**What needs to be done:** Copy the data below exactly, omitting any picture it contains.

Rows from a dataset
* * * *

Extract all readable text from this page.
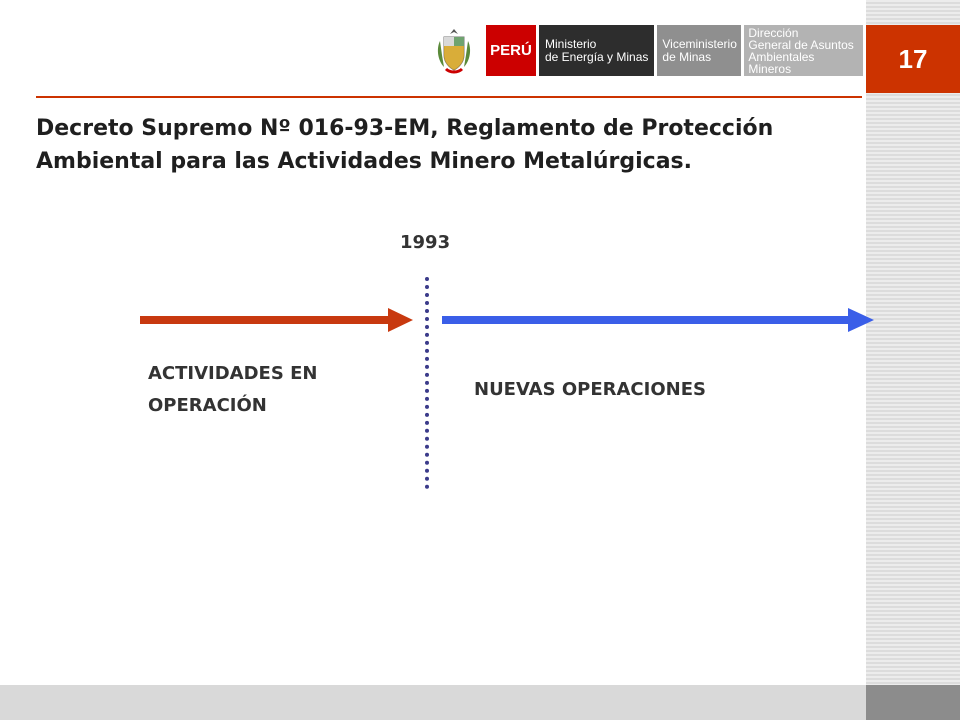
17
PERÚ Ministerio
de Energía y Minas
Viceministerio
de Minas
Dirección
General de Asuntos
Ambientales Mineros
Decreto Supremo Nº 016-93-EM, Reglamento de Protección Ambiental para las Actividades Minero Metalúrgicas.
1993
ACTIVIDADES EN OPERACIÓN
NUEVAS OPERACIONES
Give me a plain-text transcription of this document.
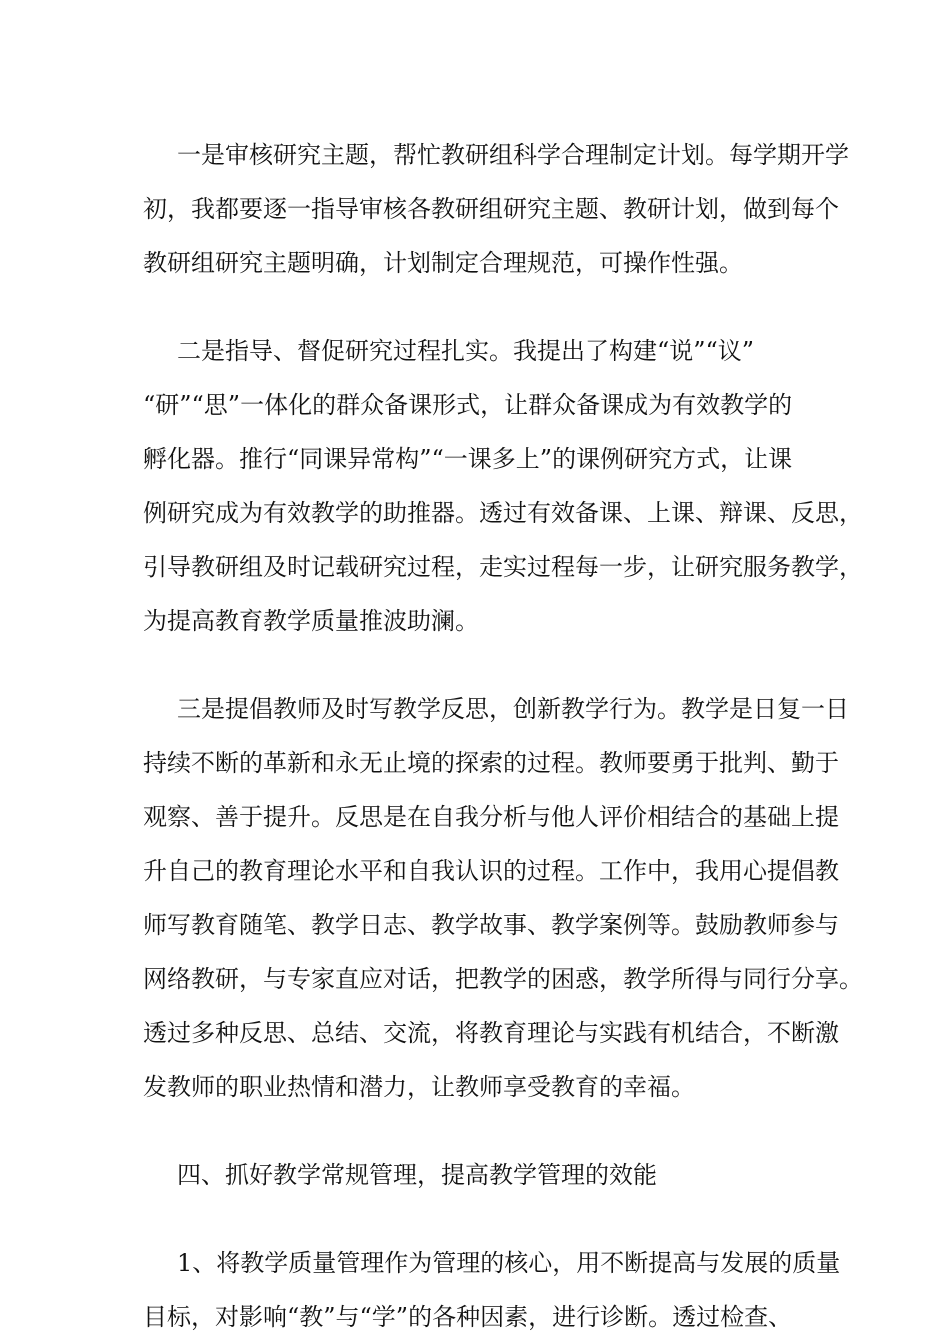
一是审核研究主题，帮忙教研组科学合理制定计划。每学期开学
初，我都要逐一指导审核各教研组研究主题、教研计划，做到每个
教研组研究主题明确，计划制定合理规范，可操作性强。
二是指导、督促研究过程扎实。我提出了构建“说”“议”
“研”“思”一体化的群众备课形式，让群众备课成为有效教学的
孵化器。推行“同课异常构”“一课多上”的课例研究方式，让课
例研究成为有效教学的助推器。透过有效备课、上课、辩课、反思，
引导教研组及时记载研究过程，走实过程每一步，让研究服务教学，
为提高教育教学质量推波助澜。
三是提倡教师及时写教学反思，创新教学行为。教学是日复一日
持续不断的革新和永无止境的探索的过程。教师要勇于批判、勤于
观察、善于提升。反思是在自我分析与他人评价相结合的基础上提
升自己的教育理论水平和自我认识的过程。工作中，我用心提倡教
师写教育随笔、教学日志、教学故事、教学案例等。鼓励教师参与
网络教研，与专家直应对话，把教学的困惑，教学所得与同行分享。
透过多种反思、总结、交流，将教育理论与实践有机结合，不断激
发教师的职业热情和潜力，让教师享受教育的幸福。
四、抓好教学常规管理，提高教学管理的效能
1、将教学质量管理作为管理的核心，用不断提高与发展的质量
目标，对影响“教”与“学”的各种因素，进行诊断。透过检查、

* * * *

**Answer to this problem:**
Extract all readable text from this page.
17
PERÚ Ministerio
de Energía y Minas
Viceministerio
de Minas
Dirección
General de Asuntos
Ambientales Mineros
Decreto Supremo Nº 016-93-EM, Reglamento de Protección Ambiental para las Actividades Minero Metalúrgicas.
1993
ACTIVIDADES EN OPERACIÓN
NUEVAS OPERACIONES
Give me a plain-text transcription of this document.
一是审核研究主题，帮忙教研组科学合理制定计划。每学期开学
初，我都要逐一指导审核各教研组研究主题、教研计划，做到每个
教研组研究主题明确，计划制定合理规范，可操作性强。
二是指导、督促研究过程扎实。我提出了构建“说”“议”
“研”“思”一体化的群众备课形式，让群众备课成为有效教学的
孵化器。推行“同课异常构”“一课多上”的课例研究方式，让课
例研究成为有效教学的助推器。透过有效备课、上课、辩课、反思，
引导教研组及时记载研究过程，走实过程每一步，让研究服务教学，
为提高教育教学质量推波助澜。
三是提倡教师及时写教学反思，创新教学行为。教学是日复一日
持续不断的革新和永无止境的探索的过程。教师要勇于批判、勤于
观察、善于提升。反思是在自我分析与他人评价相结合的基础上提
升自己的教育理论水平和自我认识的过程。工作中，我用心提倡教
师写教育随笔、教学日志、教学故事、教学案例等。鼓励教师参与
网络教研，与专家直应对话，把教学的困惑，教学所得与同行分享。
透过多种反思、总结、交流，将教育理论与实践有机结合，不断激
发教师的职业热情和潜力，让教师享受教育的幸福。
四、抓好教学常规管理，提高教学管理的效能
1、将教学质量管理作为管理的核心，用不断提高与发展的质量
目标，对影响“教”与“学”的各种因素，进行诊断。透过检查、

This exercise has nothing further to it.